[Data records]
↓
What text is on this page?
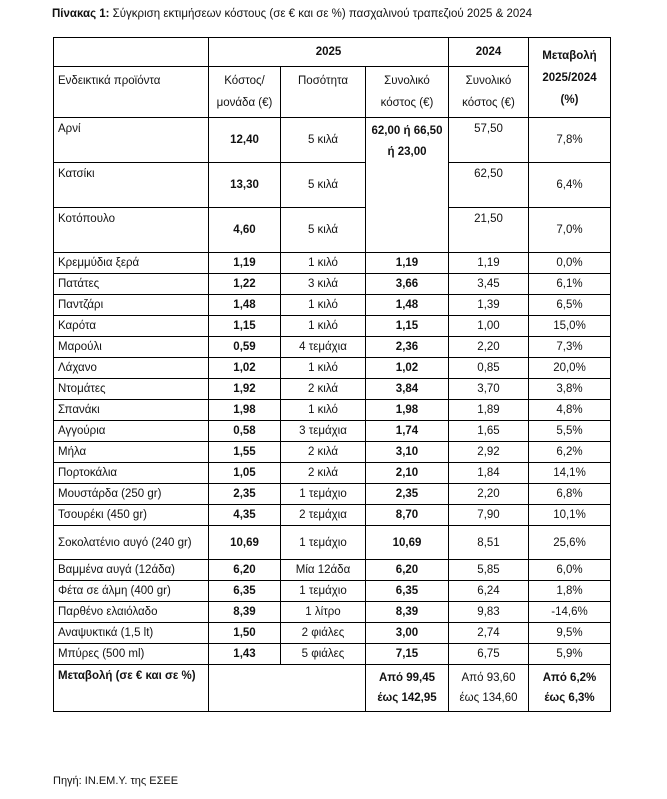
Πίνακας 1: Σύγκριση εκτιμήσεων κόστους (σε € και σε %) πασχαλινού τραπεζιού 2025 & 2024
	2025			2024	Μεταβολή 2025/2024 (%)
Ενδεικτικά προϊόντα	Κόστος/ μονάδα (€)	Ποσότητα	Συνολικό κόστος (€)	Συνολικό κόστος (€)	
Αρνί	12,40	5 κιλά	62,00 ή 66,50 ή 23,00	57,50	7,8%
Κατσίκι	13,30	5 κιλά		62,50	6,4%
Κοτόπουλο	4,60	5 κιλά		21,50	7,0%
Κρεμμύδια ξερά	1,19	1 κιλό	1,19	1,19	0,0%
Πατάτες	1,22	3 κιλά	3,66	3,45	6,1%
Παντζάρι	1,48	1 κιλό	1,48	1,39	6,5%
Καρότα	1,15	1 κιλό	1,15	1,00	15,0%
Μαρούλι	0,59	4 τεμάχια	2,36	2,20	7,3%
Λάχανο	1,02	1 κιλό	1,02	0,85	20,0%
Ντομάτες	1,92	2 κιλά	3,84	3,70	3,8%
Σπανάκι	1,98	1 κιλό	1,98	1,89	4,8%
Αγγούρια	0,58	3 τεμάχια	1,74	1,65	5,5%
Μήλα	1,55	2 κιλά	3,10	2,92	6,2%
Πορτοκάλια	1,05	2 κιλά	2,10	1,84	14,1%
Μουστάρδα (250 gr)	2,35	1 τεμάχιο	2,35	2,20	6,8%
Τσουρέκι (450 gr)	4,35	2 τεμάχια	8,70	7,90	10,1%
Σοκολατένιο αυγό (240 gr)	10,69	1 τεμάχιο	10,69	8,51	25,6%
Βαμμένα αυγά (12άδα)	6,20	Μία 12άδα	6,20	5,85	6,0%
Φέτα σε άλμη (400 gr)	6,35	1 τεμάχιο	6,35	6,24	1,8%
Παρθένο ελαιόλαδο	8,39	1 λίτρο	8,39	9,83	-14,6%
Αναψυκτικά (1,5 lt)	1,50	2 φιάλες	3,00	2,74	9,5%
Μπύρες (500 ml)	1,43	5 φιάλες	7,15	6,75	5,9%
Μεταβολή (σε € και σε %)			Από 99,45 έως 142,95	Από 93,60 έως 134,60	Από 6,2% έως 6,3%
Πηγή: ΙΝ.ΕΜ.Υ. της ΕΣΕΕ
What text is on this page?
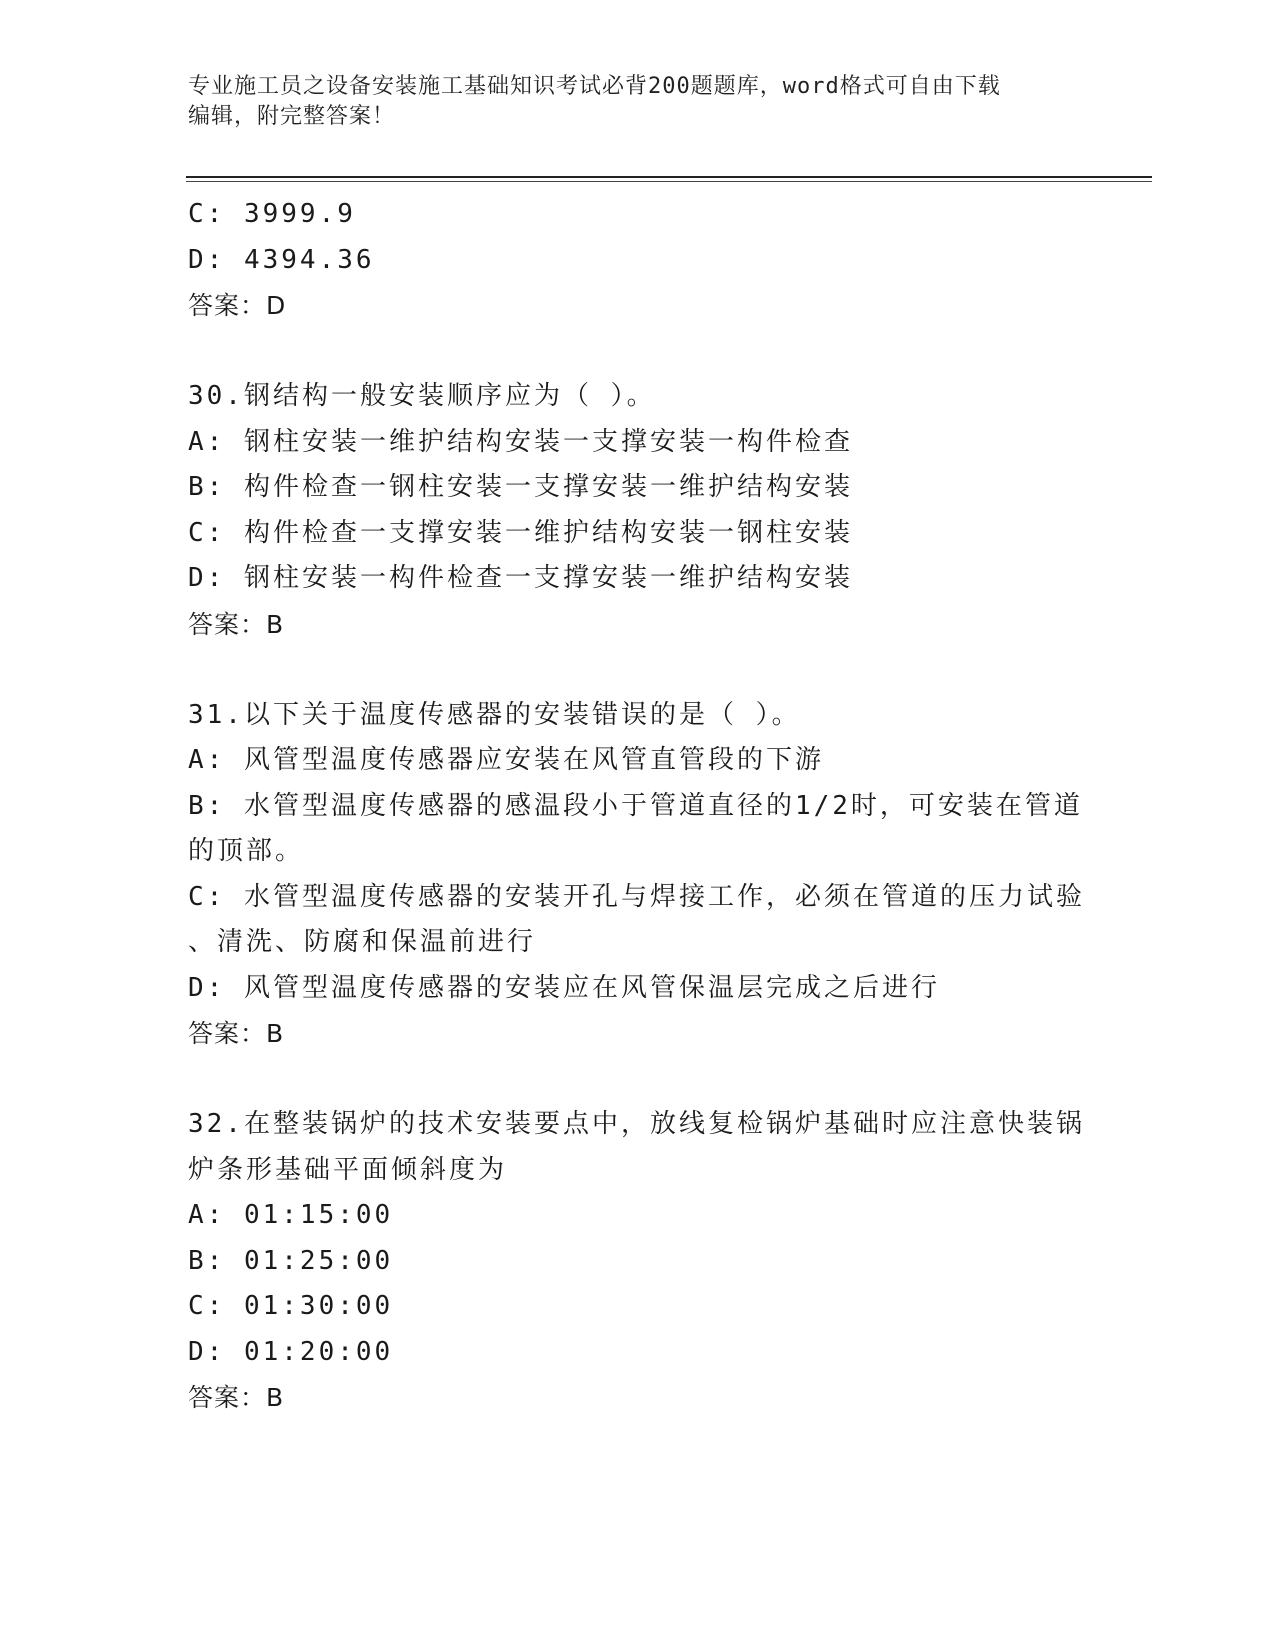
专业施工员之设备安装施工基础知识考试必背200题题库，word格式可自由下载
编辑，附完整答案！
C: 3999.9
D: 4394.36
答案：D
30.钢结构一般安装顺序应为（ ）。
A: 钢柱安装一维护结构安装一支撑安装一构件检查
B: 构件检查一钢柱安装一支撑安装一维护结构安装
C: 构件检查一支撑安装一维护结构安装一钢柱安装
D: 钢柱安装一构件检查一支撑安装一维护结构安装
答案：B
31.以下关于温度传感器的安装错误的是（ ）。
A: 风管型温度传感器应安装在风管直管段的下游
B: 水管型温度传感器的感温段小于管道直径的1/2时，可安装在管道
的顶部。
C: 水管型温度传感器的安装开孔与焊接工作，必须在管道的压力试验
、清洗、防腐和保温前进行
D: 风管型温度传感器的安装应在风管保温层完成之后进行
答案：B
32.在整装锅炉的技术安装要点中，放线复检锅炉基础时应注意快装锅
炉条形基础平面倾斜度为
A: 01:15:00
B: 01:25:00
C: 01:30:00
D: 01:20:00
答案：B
↑
*BRIEF:* Copy out every line of the data that includes "κιλό".

*EXERCISE ANSWER:*
Κρεμμύδια ξερά	1,19	1 κιλό	1,19	1,19	0,0%
Παντζάρι	1,48	1 κιλό	1,48	1,39	6,5%
Καρότα	1,15	1 κιλό	1,15	1,00	15,0%
Λάχανο	1,02	1 κιλό	1,02	0,85	20,0%
Σπανάκι	1,98	1 κιλό	1,98	1,89	4,8%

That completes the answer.